━━ EXERCISE MATERIALS ━━

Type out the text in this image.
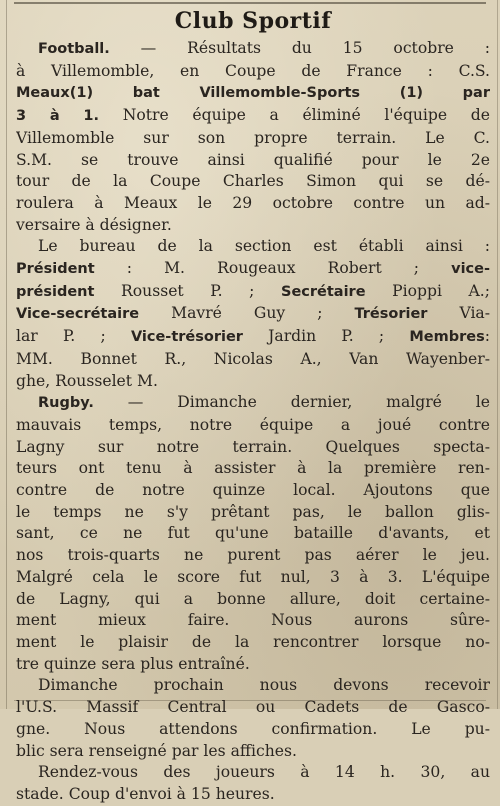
Club Sportif
Football. — Résultats du 15 octobre :
à Villemomble, en Coupe de France : C.S.
Meaux(1) bat Villemomble-Sports (1) par
3 à 1. Notre équipe a éliminé l'équipe de
Villemomble sur son propre terrain. Le C.
S.M. se trouve ainsi qualifié pour le 2e
tour de la Coupe Charles Simon qui se dé-
roulera à Meaux le 29 octobre contre un ad-
versaire à désigner.
Le bureau de la section est établi ainsi :
Président : M. Rougeaux Robert ; vice-
président Rousset P. ; Secrétaire Pioppi A.;
Vice-secrétaire Mavré Guy ; Trésorier Via-
lar P. ; Vice-trésorier Jardin P. ; Membres:
MM. Bonnet R., Nicolas A., Van Wayenber-
ghe, Rousselet M.
Rugby. — Dimanche dernier, malgré le
mauvais temps, notre équipe a joué contre
Lagny sur notre terrain. Quelques specta-
teurs ont tenu à assister à la première ren-
contre de notre quinze local. Ajoutons que
le temps ne s'y prêtant pas, le ballon glis-
sant, ce ne fut qu'une bataille d'avants, et
nos trois-quarts ne purent pas aérer le jeu.
Malgré cela le score fut nul, 3 à 3. L'équipe
de Lagny, qui a bonne allure, doit certaine-
ment mieux faire. Nous aurons sûre-
ment le plaisir de la rencontrer lorsque no-
tre quinze sera plus entraîné.
Dimanche prochain nous devons recevoir
l'U.S. Massif Central ou Cadets de Gasco-
gne. Nous attendons confirmation. Le pu-
blic sera renseigné par les affiches.
Rendez-vous des joueurs à 14 h. 30, au
stade. Coup d'envoi à 15 heures.
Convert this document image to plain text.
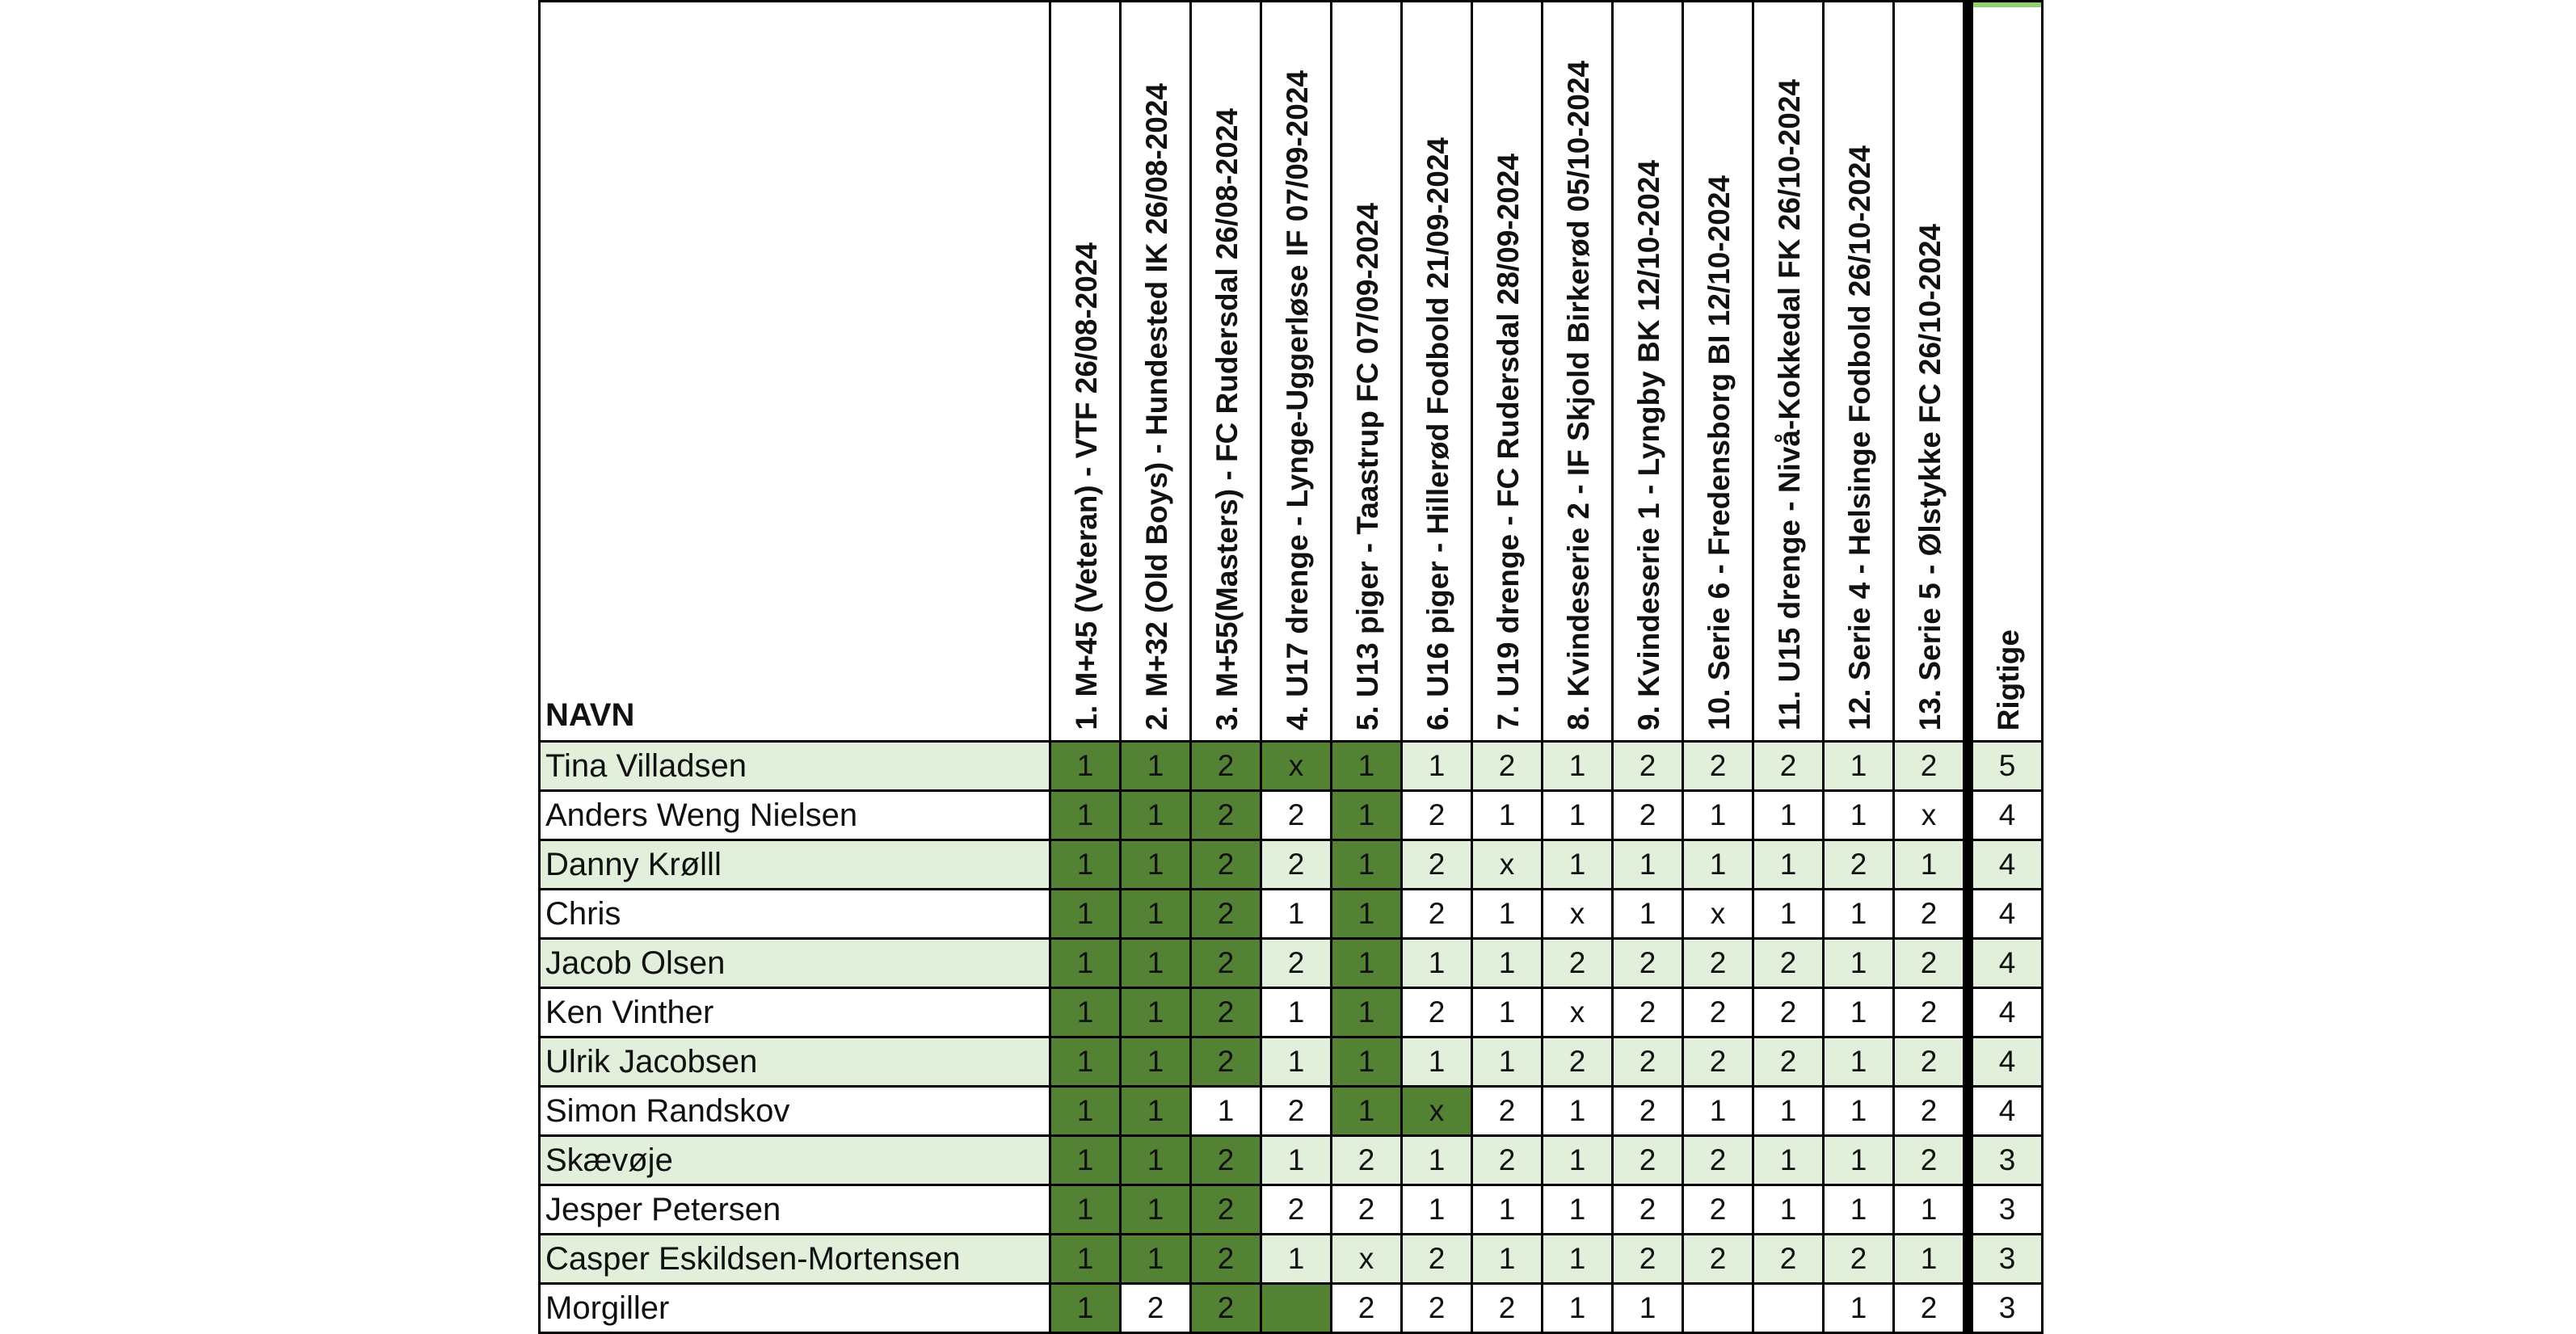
NAVN	1. M+45 (Veteran) - VTF 26/08-2024	2. M+32 (Old Boys) - Hundested IK 26/08-2024	3. M+55(Masters) - FC Rudersdal 26/08-2024	4. U17 drenge - Lynge-Uggerløse IF 07/09-2024	5. U13 piger - Taastrup FC 07/09-2024	6. U16 piger - Hillerød Fodbold 21/09-2024	7. U19 drenge - FC Rudersdal 28/09-2024	8. Kvindeserie 2 - IF Skjold Birkerød 05/10-2024	9. Kvindeserie 1 - Lyngby BK 12/10-2024	10. Serie 6 - Fredensborg BI 12/10-2024	11. U15 drenge - Nivå-Kokkedal FK 26/10-2024	12. Serie 4 - Helsinge Fodbold 26/10-2024	13. Serie 5 - Ølstykke FC 26/10-2024		Rigtige

Tina Villadsen	1	1	2	x	1	1	2	1	2	2	2	1	2		5
Anders Weng Nielsen	1	1	2	2	1	2	1	1	2	1	1	1	x		4
Danny Krølll	1	1	2	2	1	2	x	1	1	1	1	2	1		4
Chris	1	1	2	1	1	2	1	x	1	x	1	1	2		4
Jacob Olsen	1	1	2	2	1	1	1	2	2	2	2	1	2		4
Ken Vinther	1	1	2	1	1	2	1	x	2	2	2	1	2		4
Ulrik Jacobsen	1	1	2	1	1	1	1	2	2	2	2	1	2		4
Simon Randskov	1	1	1	2	1	x	2	1	2	1	1	1	2		4
Skævøje	1	1	2	1	2	1	2	1	2	2	1	1	2		3
Jesper Petersen	1	1	2	2	2	1	1	1	2	2	1	1	1		3
Casper Eskildsen-Mortensen	1	1	2	1	x	2	1	1	2	2	2	2	1		3
Morgiller	1	2	2		2	2	2	1	1			1	2		3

━━━

● **WRITTEN REQUEST**:
Exclude every picture and copy the remaining data exactly.

● **EXPECTED ANSWER**:
Type out the text in this image.
Club Sportif
Football. — Résultats du 15 octobre :
à Villemomble, en Coupe de France : C.S.
Meaux(1) bat Villemomble-Sports (1) par
3 à 1. Notre équipe a éliminé l'équipe de
Villemomble sur son propre terrain. Le C.
S.M. se trouve ainsi qualifié pour le 2e
tour de la Coupe Charles Simon qui se dé-
roulera à Meaux le 29 octobre contre un ad-
versaire à désigner.
Le bureau de la section est établi ainsi :
Président : M. Rougeaux Robert ; vice-
président Rousset P. ; Secrétaire Pioppi A.;
Vice-secrétaire Mavré Guy ; Trésorier Via-
lar P. ; Vice-trésorier Jardin P. ; Membres:
MM. Bonnet R., Nicolas A., Van Wayenber-
ghe, Rousselet M.
Rugby. — Dimanche dernier, malgré le
mauvais temps, notre équipe a joué contre
Lagny sur notre terrain. Quelques specta-
teurs ont tenu à assister à la première ren-
contre de notre quinze local. Ajoutons que
le temps ne s'y prêtant pas, le ballon glis-
sant, ce ne fut qu'une bataille d'avants, et
nos trois-quarts ne purent pas aérer le jeu.
Malgré cela le score fut nul, 3 à 3. L'équipe
de Lagny, qui a bonne allure, doit certaine-
ment mieux faire. Nous aurons sûre-
ment le plaisir de la rencontrer lorsque no-
tre quinze sera plus entraîné.
Dimanche prochain nous devons recevoir
l'U.S. Massif Central ou Cadets de Gasco-
gne. Nous attendons confirmation. Le pu-
blic sera renseigné par les affiches.
Rendez-vous des joueurs à 14 h. 30, au
stade. Coup d'envoi à 15 heures.
Convert this document image to plain text.
NAVN	1. M+45 (Veteran) - VTF 26/08-2024	2. M+32 (Old Boys) - Hundested IK 26/08-2024	3. M+55(Masters) - FC Rudersdal 26/08-2024	4. U17 drenge - Lynge-Uggerløse IF 07/09-2024	5. U13 piger - Taastrup FC 07/09-2024	6. U16 piger - Hillerød Fodbold 21/09-2024	7. U19 drenge - FC Rudersdal 28/09-2024	8. Kvindeserie 2 - IF Skjold Birkerød 05/10-2024	9. Kvindeserie 1 - Lyngby BK 12/10-2024	10. Serie 6 - Fredensborg BI 12/10-2024	11. U15 drenge - Nivå-Kokkedal FK 26/10-2024	12. Serie 4 - Helsinge Fodbold 26/10-2024	13. Serie 5 - Ølstykke FC 26/10-2024		Rigtige

Tina Villadsen	1	1	2	x	1	1	2	1	2	2	2	1	2		5
Anders Weng Nielsen	1	1	2	2	1	2	1	1	2	1	1	1	x		4
Danny Krølll	1	1	2	2	1	2	x	1	1	1	1	2	1		4
Chris	1	1	2	1	1	2	1	x	1	x	1	1	2		4
Jacob Olsen	1	1	2	2	1	1	1	2	2	2	2	1	2		4
Ken Vinther	1	1	2	1	1	2	1	x	2	2	2	1	2		4
Ulrik Jacobsen	1	1	2	1	1	1	1	2	2	2	2	1	2		4
Simon Randskov	1	1	1	2	1	x	2	1	2	1	1	1	2		4
Skævøje	1	1	2	1	2	1	2	1	2	2	1	1	2		3
Jesper Petersen	1	1	2	2	2	1	1	1	2	2	1	1	1		3
Casper Eskildsen-Mortensen	1	1	2	1	x	2	1	1	2	2	2	2	1		3
Morgiller	1	2	2		2	2	2	1	1			1	2		3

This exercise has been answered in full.